[Task brief]: Write out the whole listing exactly as it stands.
— start of Extracted material —
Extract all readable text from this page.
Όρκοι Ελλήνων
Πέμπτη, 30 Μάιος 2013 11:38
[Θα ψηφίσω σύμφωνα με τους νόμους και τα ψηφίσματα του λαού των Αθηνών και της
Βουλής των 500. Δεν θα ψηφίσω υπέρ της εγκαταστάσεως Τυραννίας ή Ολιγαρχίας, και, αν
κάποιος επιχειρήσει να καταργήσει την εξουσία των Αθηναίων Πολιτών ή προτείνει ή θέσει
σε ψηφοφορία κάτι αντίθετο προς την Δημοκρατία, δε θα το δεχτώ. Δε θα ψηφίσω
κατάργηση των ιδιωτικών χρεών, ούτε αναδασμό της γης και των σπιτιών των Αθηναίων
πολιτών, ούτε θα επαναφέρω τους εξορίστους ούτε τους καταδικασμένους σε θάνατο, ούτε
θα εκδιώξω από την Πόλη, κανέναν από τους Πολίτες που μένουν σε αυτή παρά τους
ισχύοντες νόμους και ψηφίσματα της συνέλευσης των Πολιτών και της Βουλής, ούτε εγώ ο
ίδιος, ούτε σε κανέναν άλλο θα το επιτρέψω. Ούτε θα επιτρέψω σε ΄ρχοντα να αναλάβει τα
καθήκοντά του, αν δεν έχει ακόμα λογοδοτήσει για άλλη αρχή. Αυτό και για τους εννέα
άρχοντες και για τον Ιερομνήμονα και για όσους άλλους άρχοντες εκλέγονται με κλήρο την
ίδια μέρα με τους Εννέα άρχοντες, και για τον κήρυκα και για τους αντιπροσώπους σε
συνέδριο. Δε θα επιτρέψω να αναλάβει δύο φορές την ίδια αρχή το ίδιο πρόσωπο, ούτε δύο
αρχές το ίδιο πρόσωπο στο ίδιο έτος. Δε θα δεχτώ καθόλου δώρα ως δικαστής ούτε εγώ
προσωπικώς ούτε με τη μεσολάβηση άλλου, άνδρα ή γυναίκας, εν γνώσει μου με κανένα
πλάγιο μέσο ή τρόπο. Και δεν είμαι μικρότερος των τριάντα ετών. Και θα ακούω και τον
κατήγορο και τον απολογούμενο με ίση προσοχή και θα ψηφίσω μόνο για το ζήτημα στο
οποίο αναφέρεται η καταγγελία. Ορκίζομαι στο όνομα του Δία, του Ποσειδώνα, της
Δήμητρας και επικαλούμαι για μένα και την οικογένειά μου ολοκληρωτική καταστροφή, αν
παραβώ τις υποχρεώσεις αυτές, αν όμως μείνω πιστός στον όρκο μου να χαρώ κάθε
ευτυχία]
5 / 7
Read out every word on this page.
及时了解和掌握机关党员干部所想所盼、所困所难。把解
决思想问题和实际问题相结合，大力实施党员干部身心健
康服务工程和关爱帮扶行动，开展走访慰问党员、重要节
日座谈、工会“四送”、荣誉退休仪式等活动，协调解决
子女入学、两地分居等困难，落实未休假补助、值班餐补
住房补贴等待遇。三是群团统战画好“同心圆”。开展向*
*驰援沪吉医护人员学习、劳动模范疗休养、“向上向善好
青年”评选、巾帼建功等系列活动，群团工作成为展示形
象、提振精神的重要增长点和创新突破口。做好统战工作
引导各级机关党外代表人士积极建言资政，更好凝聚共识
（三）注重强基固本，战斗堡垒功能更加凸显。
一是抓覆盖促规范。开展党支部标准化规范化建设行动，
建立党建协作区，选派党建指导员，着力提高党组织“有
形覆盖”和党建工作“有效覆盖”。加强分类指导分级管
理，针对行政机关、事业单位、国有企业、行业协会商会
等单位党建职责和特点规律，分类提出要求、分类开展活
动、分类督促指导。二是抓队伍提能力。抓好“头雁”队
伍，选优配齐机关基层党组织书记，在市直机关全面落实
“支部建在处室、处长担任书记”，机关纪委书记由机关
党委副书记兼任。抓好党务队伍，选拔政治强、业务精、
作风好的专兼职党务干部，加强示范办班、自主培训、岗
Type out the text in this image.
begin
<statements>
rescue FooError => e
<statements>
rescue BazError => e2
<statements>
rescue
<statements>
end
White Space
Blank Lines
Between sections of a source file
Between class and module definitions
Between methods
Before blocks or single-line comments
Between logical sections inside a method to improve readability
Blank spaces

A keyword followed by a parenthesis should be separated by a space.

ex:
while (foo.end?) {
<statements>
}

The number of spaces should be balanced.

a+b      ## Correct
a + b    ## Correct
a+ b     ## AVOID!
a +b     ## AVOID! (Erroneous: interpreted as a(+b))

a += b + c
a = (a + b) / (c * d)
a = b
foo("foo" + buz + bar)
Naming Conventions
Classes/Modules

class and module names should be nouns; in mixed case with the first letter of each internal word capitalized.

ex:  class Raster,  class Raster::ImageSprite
— end of Extracted material —
[Solved problem]:
Extract all readable text from this page.
Όρκοι Ελλήνων
Πέμπτη, 30 Μάιος 2013 11:38
[Θα ψηφίσω σύμφωνα με τους νόμους και τα ψηφίσματα του λαού των Αθηνών και της
Βουλής των 500. Δεν θα ψηφίσω υπέρ της εγκαταστάσεως Τυραννίας ή Ολιγαρχίας, και, αν
κάποιος επιχειρήσει να καταργήσει την εξουσία των Αθηναίων Πολιτών ή προτείνει ή θέσει
σε ψηφοφορία κάτι αντίθετο προς την Δημοκρατία, δε θα το δεχτώ. Δε θα ψηφίσω
κατάργηση των ιδιωτικών χρεών, ούτε αναδασμό της γης και των σπιτιών των Αθηναίων
πολιτών, ούτε θα επαναφέρω τους εξορίστους ούτε τους καταδικασμένους σε θάνατο, ούτε
θα εκδιώξω από την Πόλη, κανέναν από τους Πολίτες που μένουν σε αυτή παρά τους
ισχύοντες νόμους και ψηφίσματα της συνέλευσης των Πολιτών και της Βουλής, ούτε εγώ ο
ίδιος, ούτε σε κανέναν άλλο θα το επιτρέψω. Ούτε θα επιτρέψω σε ΄ρχοντα να αναλάβει τα
καθήκοντά του, αν δεν έχει ακόμα λογοδοτήσει για άλλη αρχή. Αυτό και για τους εννέα
άρχοντες και για τον Ιερομνήμονα και για όσους άλλους άρχοντες εκλέγονται με κλήρο την
ίδια μέρα με τους Εννέα άρχοντες, και για τον κήρυκα και για τους αντιπροσώπους σε
συνέδριο. Δε θα επιτρέψω να αναλάβει δύο φορές την ίδια αρχή το ίδιο πρόσωπο, ούτε δύο
αρχές το ίδιο πρόσωπο στο ίδιο έτος. Δε θα δεχτώ καθόλου δώρα ως δικαστής ούτε εγώ
προσωπικώς ούτε με τη μεσολάβηση άλλου, άνδρα ή γυναίκας, εν γνώσει μου με κανένα
πλάγιο μέσο ή τρόπο. Και δεν είμαι μικρότερος των τριάντα ετών. Και θα ακούω και τον
κατήγορο και τον απολογούμενο με ίση προσοχή και θα ψηφίσω μόνο για το ζήτημα στο
οποίο αναφέρεται η καταγγελία. Ορκίζομαι στο όνομα του Δία, του Ποσειδώνα, της
Δήμητρας και επικαλούμαι για μένα και την οικογένειά μου ολοκληρωτική καταστροφή, αν
παραβώ τις υποχρεώσεις αυτές, αν όμως μείνω πιστός στον όρκο μου να χαρώ κάθε
ευτυχία]
5 / 7
Read out every word on this page.
及时了解和掌握机关党员干部所想所盼、所困所难。把解
决思想问题和实际问题相结合，大力实施党员干部身心健
康服务工程和关爱帮扶行动，开展走访慰问党员、重要节
日座谈、工会“四送”、荣誉退休仪式等活动，协调解决
子女入学、两地分居等困难，落实未休假补助、值班餐补
住房补贴等待遇。三是群团统战画好“同心圆”。开展向*
*驰援沪吉医护人员学习、劳动模范疗休养、“向上向善好
青年”评选、巾帼建功等系列活动，群团工作成为展示形
象、提振精神的重要增长点和创新突破口。做好统战工作
引导各级机关党外代表人士积极建言资政，更好凝聚共识
（三）注重强基固本，战斗堡垒功能更加凸显。
一是抓覆盖促规范。开展党支部标准化规范化建设行动，
建立党建协作区，选派党建指导员，着力提高党组织“有
形覆盖”和党建工作“有效覆盖”。加强分类指导分级管
理，针对行政机关、事业单位、国有企业、行业协会商会
等单位党建职责和特点规律，分类提出要求、分类开展活
动、分类督促指导。二是抓队伍提能力。抓好“头雁”队
伍，选优配齐机关基层党组织书记，在市直机关全面落实
“支部建在处室、处长担任书记”，机关纪委书记由机关
党委副书记兼任。抓好党务队伍，选拔政治强、业务精、
作风好的专兼职党务干部，加强示范办班、自主培训、岗
Type out the text in this image.
begin
<statements>
rescue FooError => e
<statements>
rescue BazError => e2
<statements>
rescue
<statements>
end
White Space
Blank Lines
Between sections of a source file
Between class and module definitions
Between methods
Before blocks or single-line comments
Between logical sections inside a method to improve readability
Blank spaces

A keyword followed by a parenthesis should be separated by a space.

ex:
while (foo.end?) {
<statements>
}

The number of spaces should be balanced.

a+b      ## Correct
a + b    ## Correct
a+ b     ## AVOID!
a +b     ## AVOID! (Erroneous: interpreted as a(+b))

a += b + c
a = (a + b) / (c * d)
a = b
foo("foo" + buz + bar)
Naming Conventions
Classes/Modules

class and module names should be nouns; in mixed case with the first letter of each internal word capitalized.

ex:  class Raster,  class Raster::ImageSprite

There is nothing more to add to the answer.